§ **INSTRUCTION**:
Quote the listing below in its entirety, omitting every image.

Saved entries:
* * *

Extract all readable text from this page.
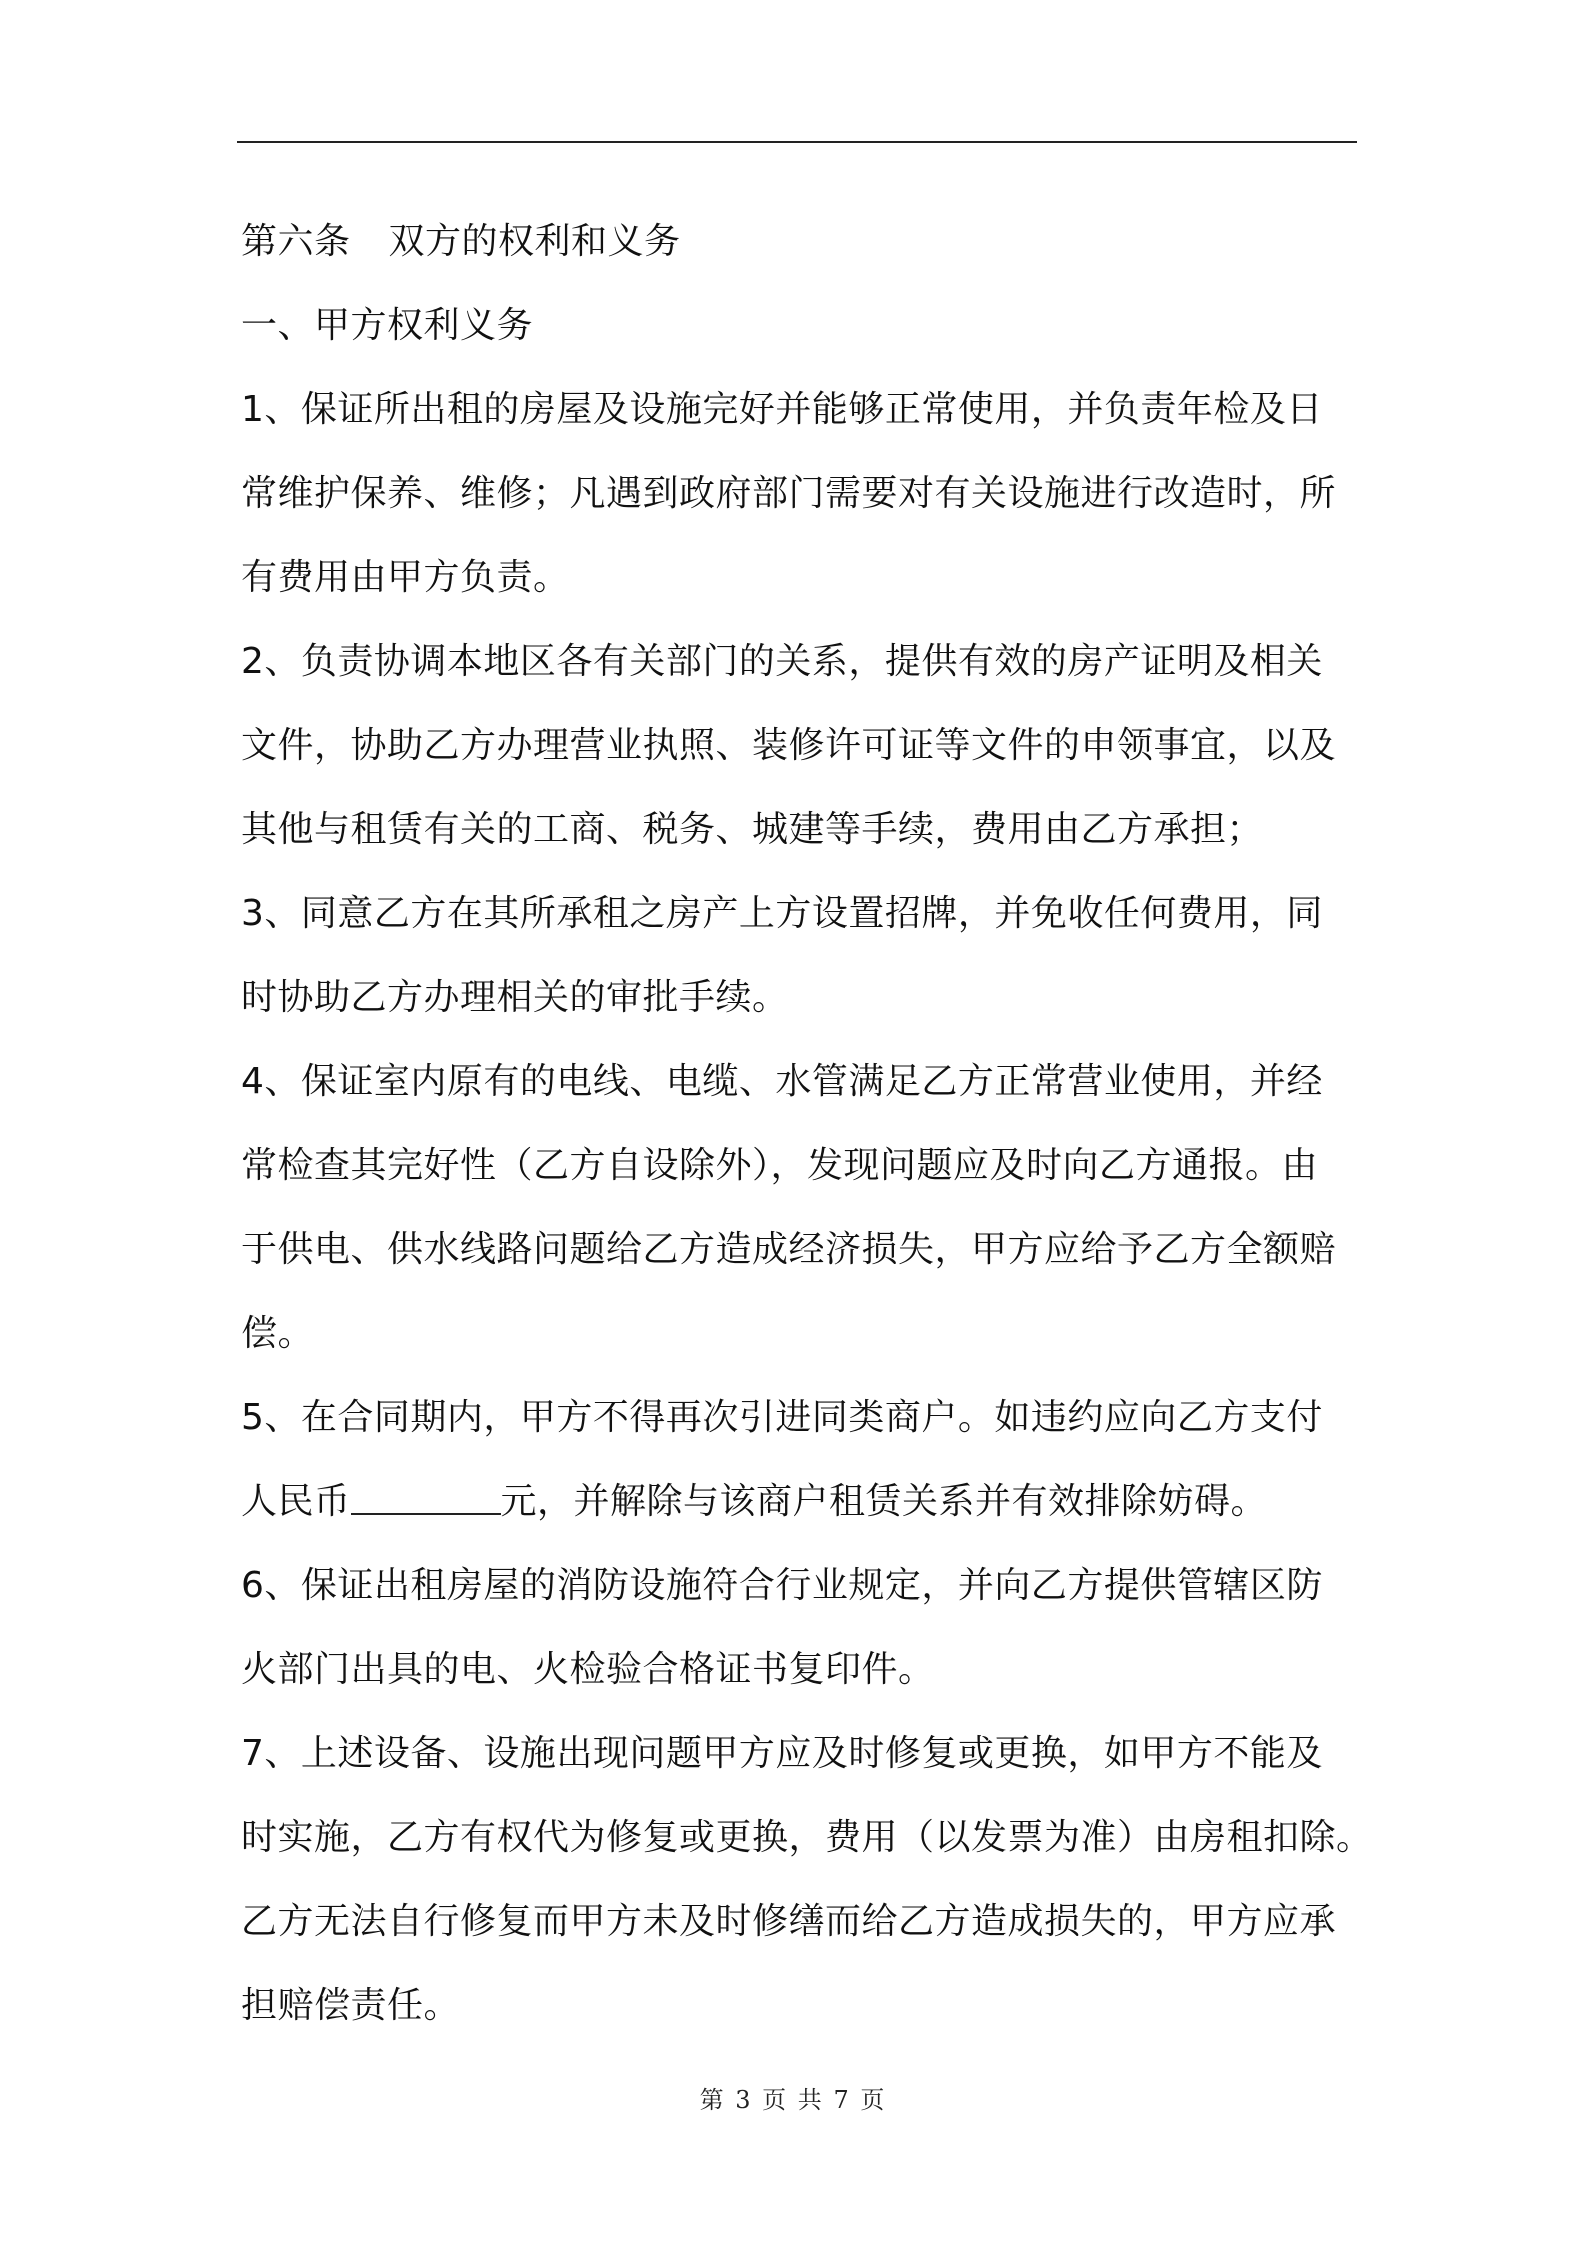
第六条 双方的权利和义务
一、甲方权利义务
1、保证所出租的房屋及设施完好并能够正常使用，并负责年检及日
常维护保养、维修；凡遇到政府部门需要对有关设施进行改造时，所
有费用由甲方负责。
2、负责协调本地区各有关部门的关系，提供有效的房产证明及相关
文件，协助乙方办理营业执照、装修许可证等文件的申领事宜，以及
其他与租赁有关的工商、税务、城建等手续，费用由乙方承担；
3、同意乙方在其所承租之房产上方设置招牌，并免收任何费用，同
时协助乙方办理相关的审批手续。
4、保证室内原有的电线、电缆、水管满足乙方正常营业使用，并经
常检查其完好性（乙方自设除外），发现问题应及时向乙方通报。由
于供电、供水线路问题给乙方造成经济损失，甲方应给予乙方全额赔
偿。
5、在合同期内，甲方不得再次引进同类商户。如违约应向乙方支付
人民币	元，并解除与该商户租赁关系并有效排除妨碍。
6、保证出租房屋的消防设施符合行业规定，并向乙方提供管辖区防
火部门出具的电、火检验合格证书复印件。
7、上述设备、设施出现问题甲方应及时修复或更换，如甲方不能及
时实施，乙方有权代为修复或更换，费用（以发票为准）由房租扣除。
乙方无法自行修复而甲方未及时修缮而给乙方造成损失的，甲方应承
担赔偿责任。
第 3 页 共 7 页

* * *

§ **RESULT OF THE EXERCISE**:
Extract all readable text from this page.
第六条 双方的权利和义务
一、甲方权利义务
1、保证所出租的房屋及设施完好并能够正常使用，并负责年检及日
常维护保养、维修；凡遇到政府部门需要对有关设施进行改造时，所
有费用由甲方负责。
2、负责协调本地区各有关部门的关系，提供有效的房产证明及相关
文件，协助乙方办理营业执照、装修许可证等文件的申领事宜，以及
其他与租赁有关的工商、税务、城建等手续，费用由乙方承担；
3、同意乙方在其所承租之房产上方设置招牌，并免收任何费用，同
时协助乙方办理相关的审批手续。
4、保证室内原有的电线、电缆、水管满足乙方正常营业使用，并经
常检查其完好性（乙方自设除外），发现问题应及时向乙方通报。由
于供电、供水线路问题给乙方造成经济损失，甲方应给予乙方全额赔
偿。
5、在合同期内，甲方不得再次引进同类商户。如违约应向乙方支付
人民币	元，并解除与该商户租赁关系并有效排除妨碍。
6、保证出租房屋的消防设施符合行业规定，并向乙方提供管辖区防
火部门出具的电、火检验合格证书复印件。
7、上述设备、设施出现问题甲方应及时修复或更换，如甲方不能及
时实施，乙方有权代为修复或更换，费用（以发票为准）由房租扣除。
乙方无法自行修复而甲方未及时修缮而给乙方造成损失的，甲方应承
担赔偿责任。
第 3 页 共 7 页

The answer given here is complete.